MATERIAL FOR THIS EXERCISE =>
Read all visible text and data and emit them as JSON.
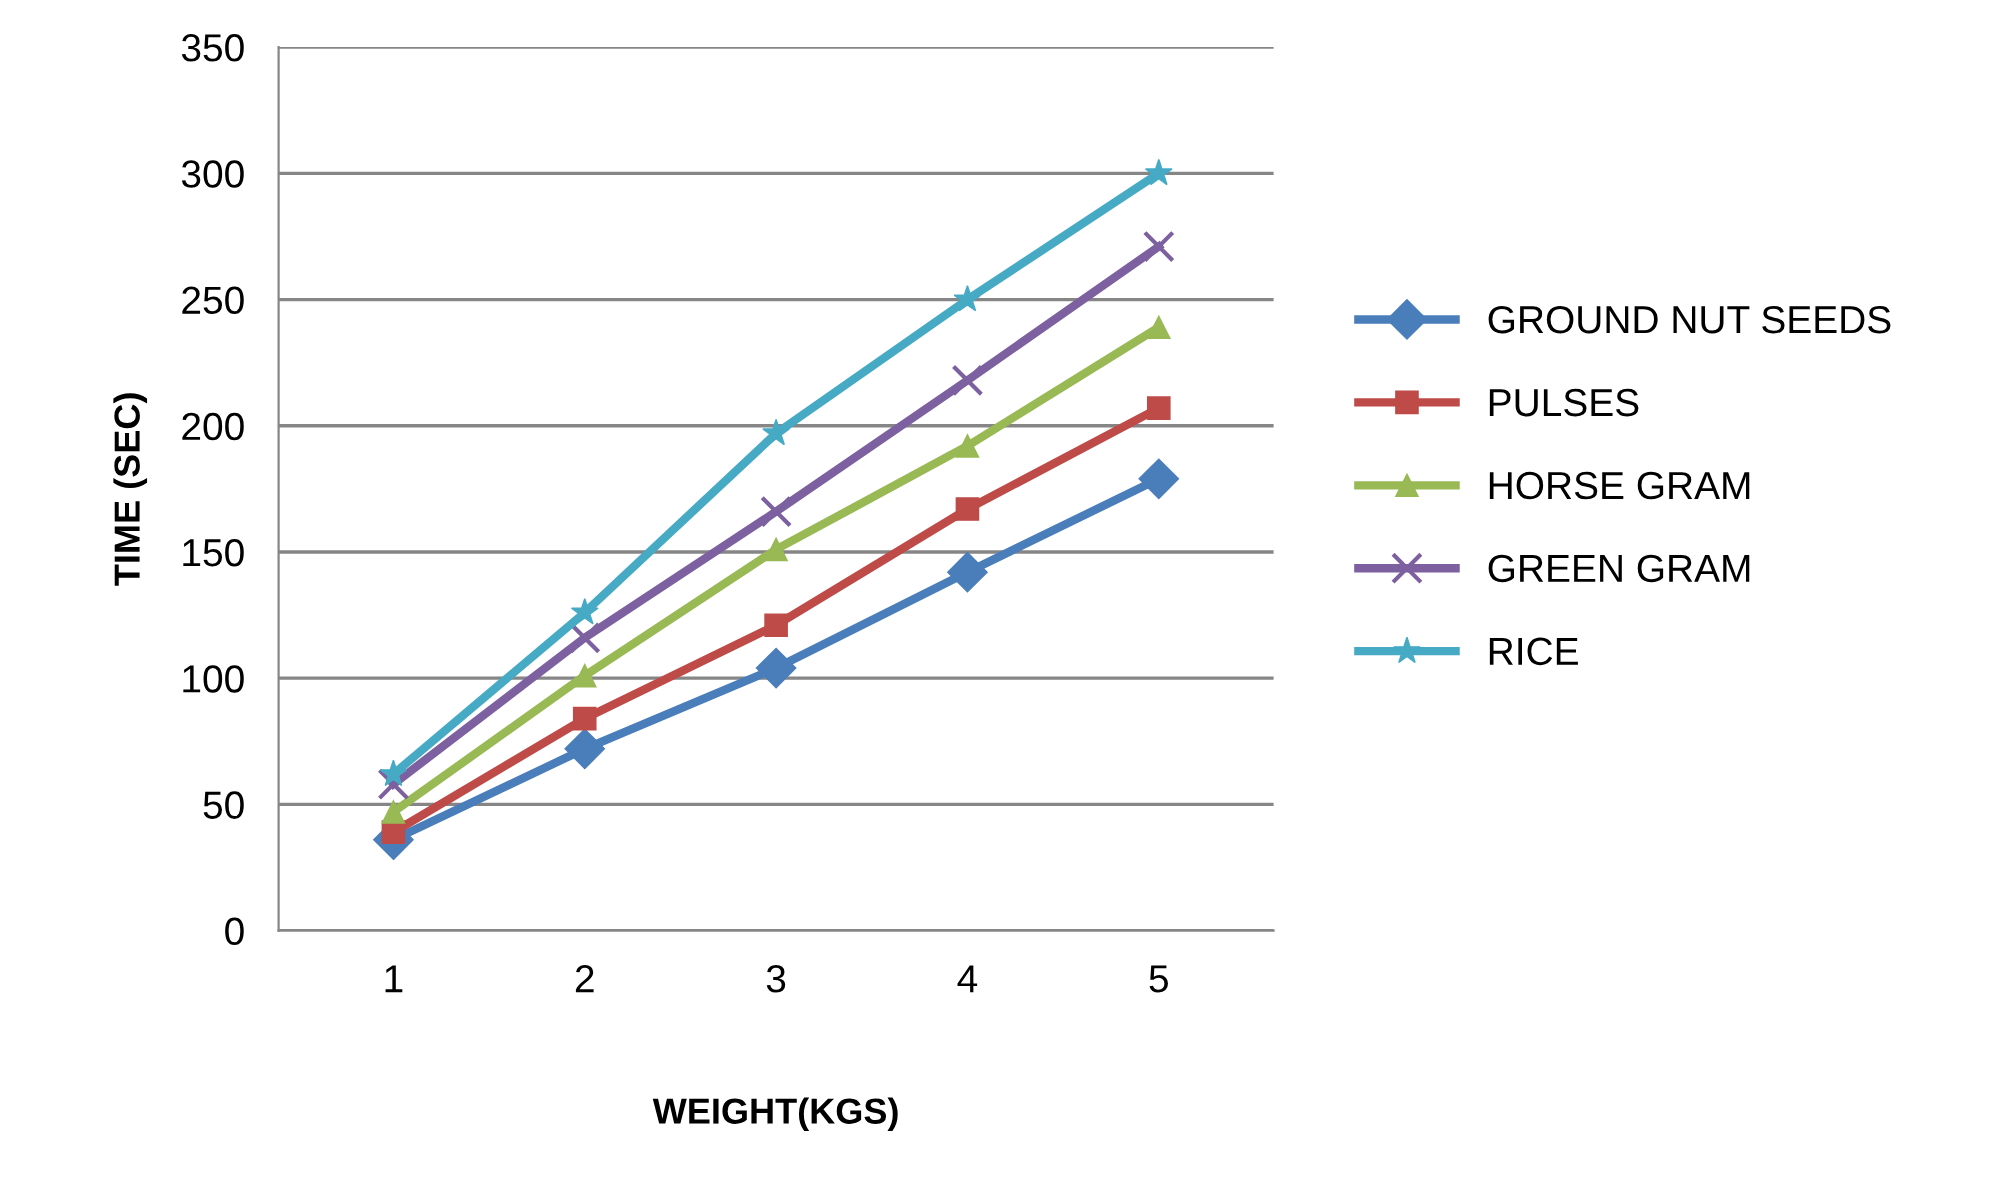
{
  "chart_data": {
    "type": "line",
    "xlabel": "WEIGHT(KGS)",
    "ylabel": "TIME (SEC)",
    "categories": [
      "1",
      "2",
      "3",
      "4",
      "5"
    ],
    "ylim": [
      0,
      350
    ],
    "yticks": [
      0,
      50,
      100,
      150,
      200,
      250,
      300,
      350
    ],
    "grid": "y",
    "legend": "right",
    "series": [
      {
        "name": "GROUND NUT SEEDS",
        "color": "#4a7ebb",
        "marker": "diamond",
        "values": [
          36,
          72,
          104,
          142,
          179
        ]
      },
      {
        "name": "PULSES",
        "color": "#be4b48",
        "marker": "square",
        "values": [
          39,
          84,
          121,
          167,
          207
        ]
      },
      {
        "name": "HORSE GRAM",
        "color": "#98b954",
        "marker": "triangle",
        "values": [
          47,
          101,
          151,
          192,
          239
        ]
      },
      {
        "name": "GREEN GRAM",
        "color": "#7d60a0",
        "marker": "cross",
        "values": [
          58,
          116,
          166,
          218,
          271
        ]
      },
      {
        "name": "RICE",
        "color": "#46aac5",
        "marker": "star",
        "values": [
          62,
          126,
          197,
          250,
          300
        ]
      }
    ]
  }
}
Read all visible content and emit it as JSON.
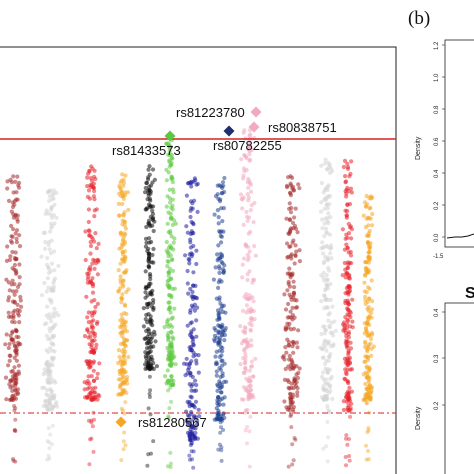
{
  "panel_b_letter": "(b)",
  "chart_data": [
    {
      "type": "scatter",
      "title": "",
      "xlabel": "",
      "ylabel": "",
      "threshold_lines": [
        {
          "style": "solid",
          "color": "#d62020",
          "relative_level": 0.85
        },
        {
          "style": "dash-dot",
          "color": "#d62020",
          "relative_level": 0.12
        }
      ],
      "chromosome_colors": [
        "#a52a2a",
        "#d3d3d3",
        "#e8202a",
        "#f5a623",
        "#111111",
        "#5cc840",
        "#1f1f9e",
        "#1f3f8f",
        "#f2aac0",
        "#a52a2a",
        "#d3d3d3",
        "#e8202a",
        "#f5a623"
      ],
      "highlighted_snps": [
        {
          "label": "rs81223780",
          "color": "#f2aac0",
          "shape": "diamond"
        },
        {
          "label": "rs80838751",
          "color": "#f2aac0",
          "shape": "diamond"
        },
        {
          "label": "rs81433573",
          "color": "#5cc840",
          "shape": "diamond"
        },
        {
          "label": "rs80782255",
          "color": "#1f2f6f",
          "shape": "diamond"
        },
        {
          "label": "rs81280567",
          "color": "#f5a623",
          "shape": "diamond"
        }
      ]
    },
    {
      "type": "line",
      "ylabel": "Density",
      "y_ticks": [
        "0.0",
        "0.2",
        "0.4",
        "0.6",
        "0.8",
        "1.0",
        "1.2"
      ],
      "x_ticks": [
        "-1.5"
      ],
      "ylim": [
        0,
        1.2
      ]
    },
    {
      "type": "line",
      "ylabel": "Density",
      "y_ticks": [
        "0.2",
        "0.3",
        "0.4"
      ],
      "title_fragment": "S"
    }
  ]
}
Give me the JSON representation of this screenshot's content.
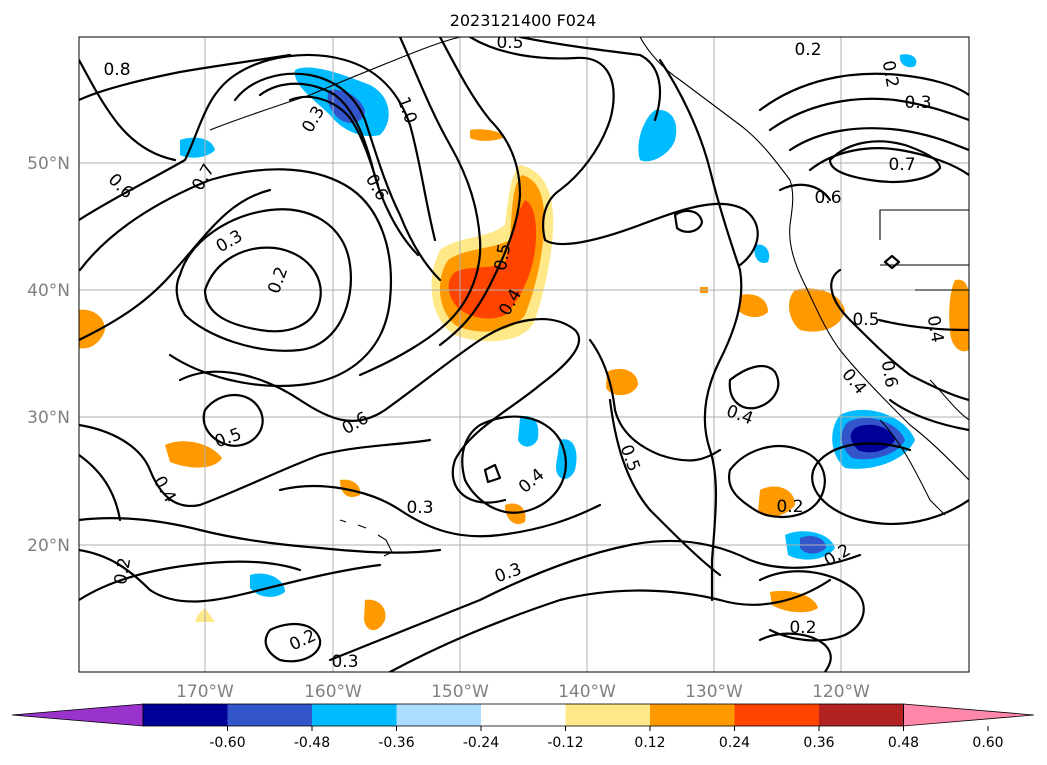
{
  "title": "2023121400 F024",
  "map": {
    "lat_labels": [
      "50°N",
      "40°N",
      "30°N",
      "20°N"
    ],
    "lon_labels": [
      "170°W",
      "160°W",
      "150°W",
      "140°W",
      "130°W",
      "120°W"
    ]
  },
  "contour_labels": [
    "0.5",
    "0.2",
    "0.8",
    "0.3",
    "1.0",
    "0.2",
    "0.3",
    "0.7",
    "0.6",
    "0.7",
    "0.6",
    "0.6",
    "0.3",
    "0.2",
    "0.5",
    "0.4",
    "0.5",
    "0.4",
    "0.6",
    "0.5",
    "0.4",
    "0.4",
    "0.5",
    "0.4",
    "0.3",
    "0.2",
    "0.4",
    "0.3",
    "0.2",
    "0.2",
    "0.2",
    "0.3",
    "0.2",
    "0.6"
  ],
  "colorbar": {
    "tick_labels": [
      "-0.60",
      "-0.48",
      "-0.36",
      "-0.24",
      "-0.12",
      "0.12",
      "0.24",
      "0.36",
      "0.48",
      "0.60"
    ],
    "colors": [
      "#9933cc",
      "#000099",
      "#3355cc",
      "#00bbff",
      "#aaddff",
      "#ffffff",
      "#ffe888",
      "#ff9900",
      "#ff4400",
      "#b22222",
      "#ff88aa"
    ]
  }
}
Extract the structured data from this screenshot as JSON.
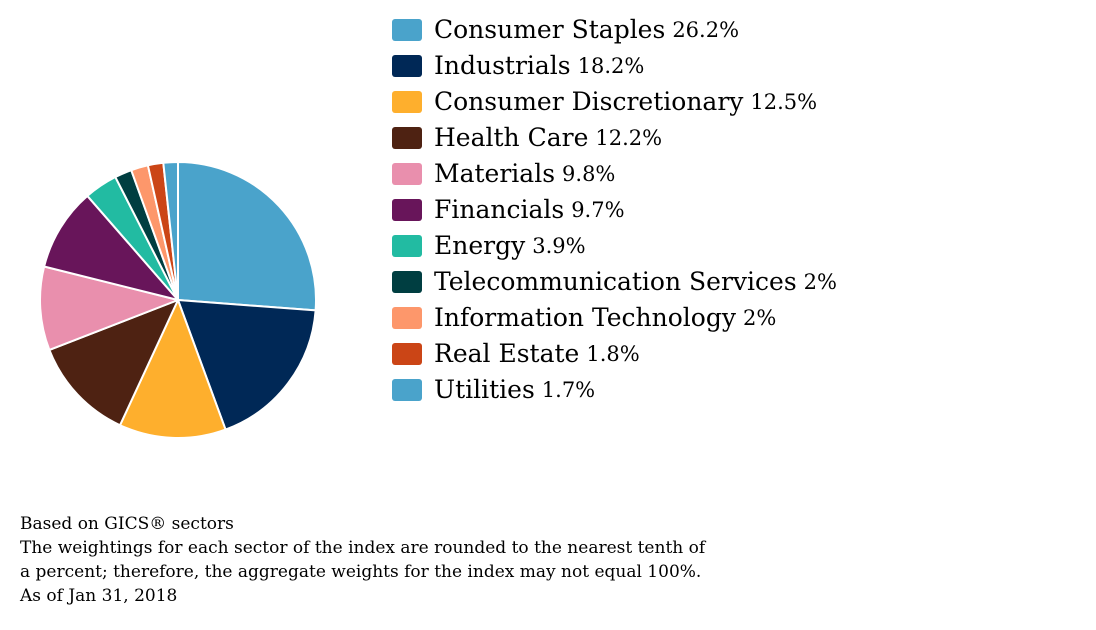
{
  "chart_data": {
    "type": "pie",
    "title": "",
    "start_angle_deg": 0,
    "direction": "clockwise",
    "slices": [
      {
        "label": "Consumer Staples",
        "pct_label": "26.2%",
        "value": 26.2,
        "color": "#4aa3cb"
      },
      {
        "label": "Industrials",
        "pct_label": "18.2%",
        "value": 18.2,
        "color": "#002856"
      },
      {
        "label": "Consumer Discretionary",
        "pct_label": "12.5%",
        "value": 12.5,
        "color": "#feaf2d"
      },
      {
        "label": "Health Care",
        "pct_label": "12.2%",
        "value": 12.2,
        "color": "#4e2212"
      },
      {
        "label": "Materials",
        "pct_label": "9.8%",
        "value": 9.8,
        "color": "#e98fad"
      },
      {
        "label": "Financials",
        "pct_label": "9.7%",
        "value": 9.7,
        "color": "#68155a"
      },
      {
        "label": "Energy",
        "pct_label": "3.9%",
        "value": 3.9,
        "color": "#22bba2"
      },
      {
        "label": "Telecommunication Services",
        "pct_label": "2%",
        "value": 2.0,
        "color": "#003e41"
      },
      {
        "label": "Information Technology",
        "pct_label": "2%",
        "value": 2.0,
        "color": "#fd976b"
      },
      {
        "label": "Real Estate",
        "pct_label": "1.8%",
        "value": 1.8,
        "color": "#cb4516"
      },
      {
        "label": "Utilities",
        "pct_label": "1.7%",
        "value": 1.7,
        "color": "#4aa3cb"
      }
    ],
    "legend_position": "right"
  },
  "footnotes": {
    "basis": "Based on GICS® sectors",
    "rounding_line1": "The weightings for each sector of the index are rounded to the nearest tenth of",
    "rounding_line2": "a percent; therefore, the aggregate weights for the index may not equal 100%.",
    "as_of": "As of Jan 31, 2018"
  }
}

GOAL => The string "name" may appear in lines of the listing above; tally those lines and give the number only.

EXERCISE SOLUTION => 5